Rewrite all of the records below, changing every "menu-lines-icon" to "hamburger-icon" and keeping everything else the same. Omit the pictures from your answer.

Bounding box entries:
[Start]

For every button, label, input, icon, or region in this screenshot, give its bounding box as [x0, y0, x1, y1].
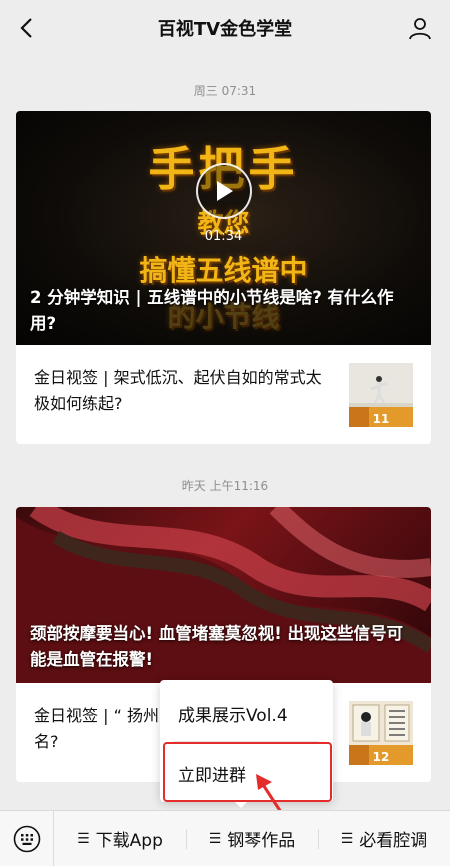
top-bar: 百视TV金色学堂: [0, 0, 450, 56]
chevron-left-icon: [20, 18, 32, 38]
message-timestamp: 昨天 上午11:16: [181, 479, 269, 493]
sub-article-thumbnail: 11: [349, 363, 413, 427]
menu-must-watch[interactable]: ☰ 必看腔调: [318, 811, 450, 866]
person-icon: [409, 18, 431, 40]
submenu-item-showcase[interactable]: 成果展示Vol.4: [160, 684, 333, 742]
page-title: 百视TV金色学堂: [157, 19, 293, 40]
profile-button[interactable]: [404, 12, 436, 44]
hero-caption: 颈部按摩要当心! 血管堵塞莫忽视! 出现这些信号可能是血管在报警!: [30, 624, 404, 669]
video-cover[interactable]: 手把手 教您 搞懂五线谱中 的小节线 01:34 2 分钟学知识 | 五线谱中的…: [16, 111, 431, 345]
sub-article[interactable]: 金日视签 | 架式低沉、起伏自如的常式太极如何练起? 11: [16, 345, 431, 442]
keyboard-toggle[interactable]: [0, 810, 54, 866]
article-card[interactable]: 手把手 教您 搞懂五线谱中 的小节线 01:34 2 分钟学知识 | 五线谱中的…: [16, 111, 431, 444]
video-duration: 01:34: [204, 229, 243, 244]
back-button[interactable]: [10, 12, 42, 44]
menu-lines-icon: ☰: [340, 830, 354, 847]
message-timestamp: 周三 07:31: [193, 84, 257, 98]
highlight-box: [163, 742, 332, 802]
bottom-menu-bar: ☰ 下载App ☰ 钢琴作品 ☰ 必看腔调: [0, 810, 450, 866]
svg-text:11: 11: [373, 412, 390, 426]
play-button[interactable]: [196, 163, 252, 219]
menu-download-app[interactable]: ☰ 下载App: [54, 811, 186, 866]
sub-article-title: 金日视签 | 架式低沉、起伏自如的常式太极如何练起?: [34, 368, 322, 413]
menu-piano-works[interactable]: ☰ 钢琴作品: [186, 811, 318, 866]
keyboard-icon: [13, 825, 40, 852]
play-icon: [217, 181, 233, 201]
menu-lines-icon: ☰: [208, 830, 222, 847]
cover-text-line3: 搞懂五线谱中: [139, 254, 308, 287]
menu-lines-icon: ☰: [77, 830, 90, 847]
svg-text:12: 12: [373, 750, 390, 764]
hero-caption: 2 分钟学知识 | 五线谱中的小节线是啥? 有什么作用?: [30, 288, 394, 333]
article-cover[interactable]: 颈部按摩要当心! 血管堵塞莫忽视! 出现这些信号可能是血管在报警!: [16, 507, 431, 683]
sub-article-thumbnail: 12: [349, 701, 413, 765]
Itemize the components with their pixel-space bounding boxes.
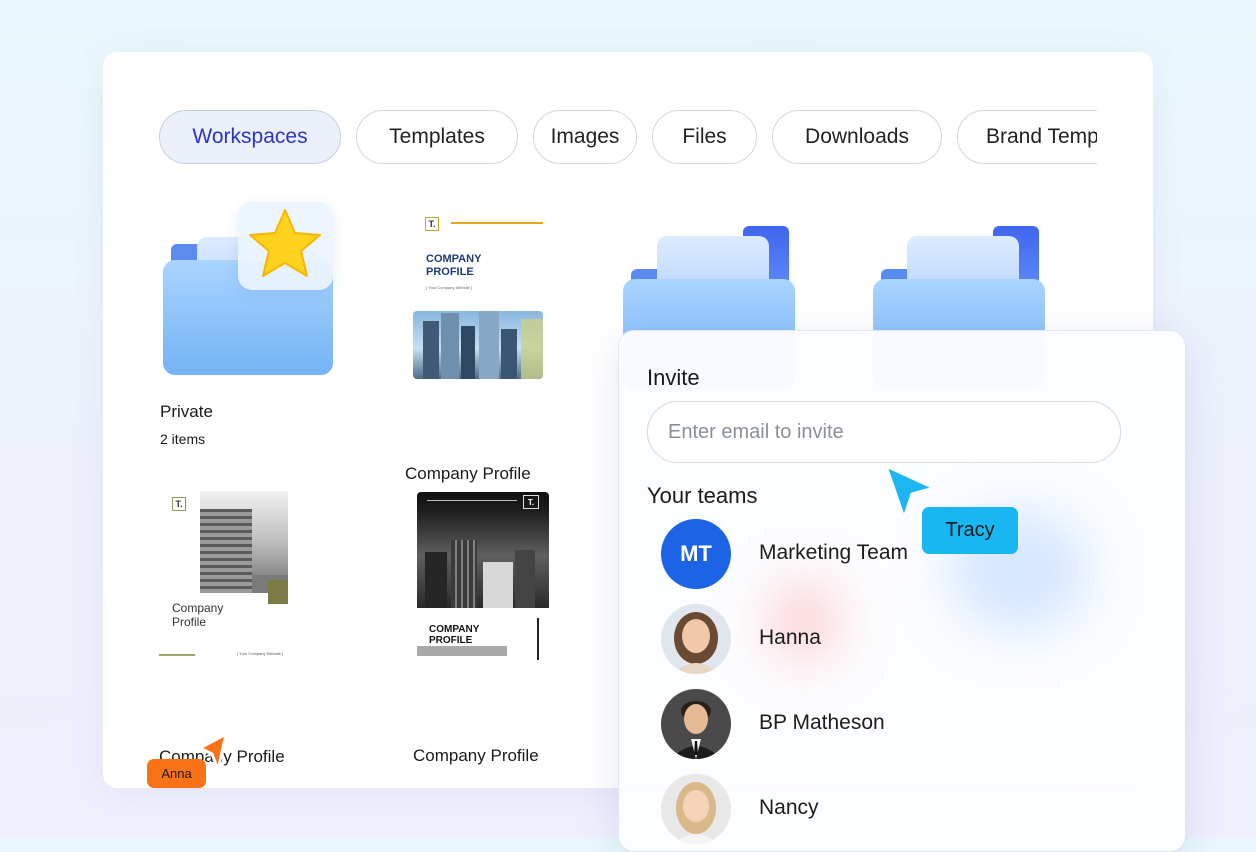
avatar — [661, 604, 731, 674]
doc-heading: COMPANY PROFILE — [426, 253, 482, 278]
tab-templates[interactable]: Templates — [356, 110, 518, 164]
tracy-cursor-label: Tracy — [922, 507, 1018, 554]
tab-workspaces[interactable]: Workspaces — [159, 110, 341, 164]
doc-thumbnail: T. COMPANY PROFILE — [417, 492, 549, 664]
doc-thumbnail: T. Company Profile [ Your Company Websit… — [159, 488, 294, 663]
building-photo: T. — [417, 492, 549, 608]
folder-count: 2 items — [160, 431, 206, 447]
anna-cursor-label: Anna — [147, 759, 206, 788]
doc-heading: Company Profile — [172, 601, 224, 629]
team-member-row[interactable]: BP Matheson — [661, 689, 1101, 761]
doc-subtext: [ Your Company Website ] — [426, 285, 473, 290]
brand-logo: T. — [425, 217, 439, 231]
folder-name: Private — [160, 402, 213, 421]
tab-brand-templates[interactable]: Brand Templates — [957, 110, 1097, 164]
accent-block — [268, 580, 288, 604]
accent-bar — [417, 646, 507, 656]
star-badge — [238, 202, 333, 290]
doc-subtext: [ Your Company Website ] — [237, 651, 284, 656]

[End]

• [The solution]:
For every button, label, input, icon, or region in this screenshot, give its bounding box as [x0, y0, x1, y1].
top-bar: 百视TV金色学堂: [0, 0, 450, 56]
chevron-left-icon: [20, 18, 32, 38]
message-timestamp: 昨天 上午11:16: [181, 479, 269, 493]
sub-article-thumbnail: 11: [349, 363, 413, 427]
menu-must-watch[interactable]: ☰ 必看腔调: [318, 811, 450, 866]
person-icon: [409, 18, 431, 40]
submenu-item-showcase[interactable]: 成果展示Vol.4: [160, 684, 333, 742]
page-title: 百视TV金色学堂: [157, 19, 293, 40]
profile-button[interactable]: [404, 12, 436, 44]
hero-caption: 颈部按摩要当心! 血管堵塞莫忽视! 出现这些信号可能是血管在报警!: [30, 624, 404, 669]
video-cover[interactable]: 手把手 教您 搞懂五线谱中 的小节线 01:34 2 分钟学知识 | 五线谱中的…: [16, 111, 431, 345]
sub-article[interactable]: 金日视签 | 架式低沉、起伏自如的常式太极如何练起? 11: [16, 345, 431, 442]
keyboard-toggle[interactable]: [0, 810, 54, 866]
article-card[interactable]: 手把手 教您 搞懂五线谱中 的小节线 01:34 2 分钟学知识 | 五线谱中的…: [16, 111, 431, 444]
video-duration: 01:34: [204, 229, 243, 244]
back-button[interactable]: [10, 12, 42, 44]
hamburger-icon: ☰: [340, 830, 354, 847]
message-timestamp: 周三 07:31: [193, 84, 257, 98]
highlight-box: [163, 742, 332, 802]
bottom-menu-bar: ☰ 下载App ☰ 钢琴作品 ☰ 必看腔调: [0, 810, 450, 866]
svg-text:11: 11: [373, 412, 390, 426]
play-button[interactable]: [196, 163, 252, 219]
menu-download-app[interactable]: ☰ 下载App: [54, 811, 186, 866]
sub-article-title: 金日视签 | 架式低沉、起伏自如的常式太极如何练起?: [34, 368, 322, 413]
menu-piano-works[interactable]: ☰ 钢琴作品: [186, 811, 318, 866]
keyboard-icon: [13, 825, 40, 852]
play-icon: [217, 181, 233, 201]
hamburger-icon: ☰: [208, 830, 222, 847]
cover-text-line3: 搞懂五线谱中: [139, 254, 308, 287]
hamburger-icon: ☰: [77, 830, 90, 847]
svg-text:12: 12: [373, 750, 390, 764]
hero-caption: 2 分钟学知识 | 五线谱中的小节线是啥? 有什么作用?: [30, 288, 394, 333]
article-cover[interactable]: 颈部按摩要当心! 血管堵塞莫忽视! 出现这些信号可能是血管在报警!: [16, 507, 431, 683]
sub-article-thumbnail: 12: [349, 701, 413, 765]
Itemize the components with their pixel-space bounding boxes.
avatar — [661, 604, 731, 674]
doc-heading: COMPANY PROFILE — [426, 253, 482, 278]
tab-templates[interactable]: Templates — [356, 110, 518, 164]
tracy-cursor-label: Tracy — [922, 507, 1018, 554]
tab-workspaces[interactable]: Workspaces — [159, 110, 341, 164]
doc-thumbnail: T. COMPANY PROFILE — [417, 492, 549, 664]
doc-thumbnail: T. Company Profile [ Your Company Websit… — [159, 488, 294, 663]
building-photo: T. — [417, 492, 549, 608]
folder-count: 2 items — [160, 431, 206, 447]
anna-cursor-label: Anna — [147, 759, 206, 788]
doc-heading: Company Profile — [172, 601, 224, 629]
team-member-row[interactable]: BP Matheson — [661, 689, 1101, 761]
doc-subtext: [ Your Company Website ] — [426, 285, 473, 290]
brand-logo: T. — [425, 217, 439, 231]
folder-name: Private — [160, 402, 213, 421]
tab-brand-templates[interactable]: Brand Templates — [957, 110, 1097, 164]
accent-block — [268, 580, 288, 604]
accent-bar — [417, 646, 507, 656]
star-badge — [238, 202, 333, 290]
doc-subtext: [ Your Company Website ] — [237, 651, 284, 656]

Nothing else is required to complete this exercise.